# [Given data]
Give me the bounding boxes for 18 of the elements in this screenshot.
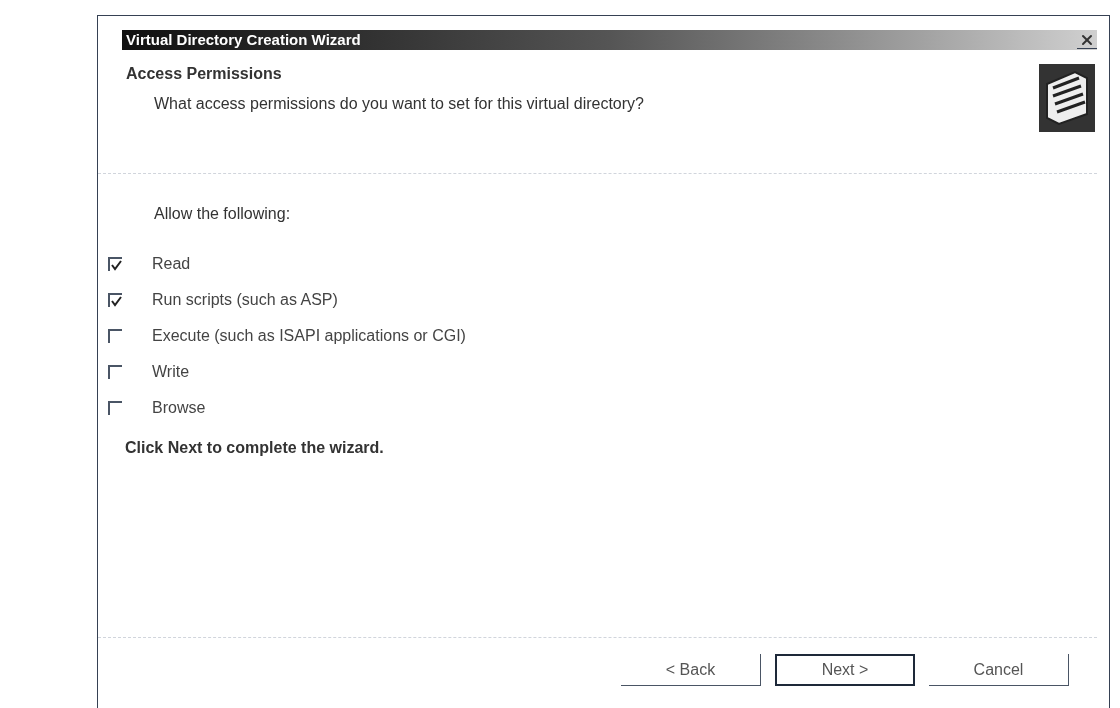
permission-checkbox[interactable] <box>108 257 122 271</box>
page-heading: Access Permissions <box>126 64 283 84</box>
wizard-button[interactable]: < Back <box>621 654 761 686</box>
permission-checkbox[interactable] <box>108 365 122 379</box>
permission-label: Write <box>152 362 190 382</box>
allow-label: Allow the following: <box>154 204 292 224</box>
permission-label: Run scripts (such as ASP) <box>152 290 338 310</box>
completion-note: Click Next to complete the wizard. <box>125 438 385 458</box>
page-subtitle: What access permissions do you want to set for this virtual directory? <box>153 94 644 114</box>
permission-checkbox[interactable] <box>108 401 122 415</box>
wizard-button[interactable]: Cancel <box>929 654 1069 686</box>
window-title: Virtual Directory Creation Wizard <box>125 29 361 50</box>
permission-checkbox[interactable] <box>108 329 122 343</box>
permission-label: Read <box>152 254 191 274</box>
permission-checkbox[interactable] <box>108 293 122 307</box>
wizard-button[interactable]: Next > <box>775 654 915 686</box>
permission-label: Browse <box>152 398 206 418</box>
permission-label: Execute (such as ISAPI applications or CGI) <box>152 326 466 346</box>
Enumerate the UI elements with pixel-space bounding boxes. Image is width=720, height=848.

# [Work to be completed]
Return each line of the rows above that contains the string "this". Case counts.

# [Expected answer]
Give me the bounding boxes for 18 of the elements in this screenshot.
page-subtitle: What access permissions do you want to set for this virtual directory? <box>153 94 644 114</box>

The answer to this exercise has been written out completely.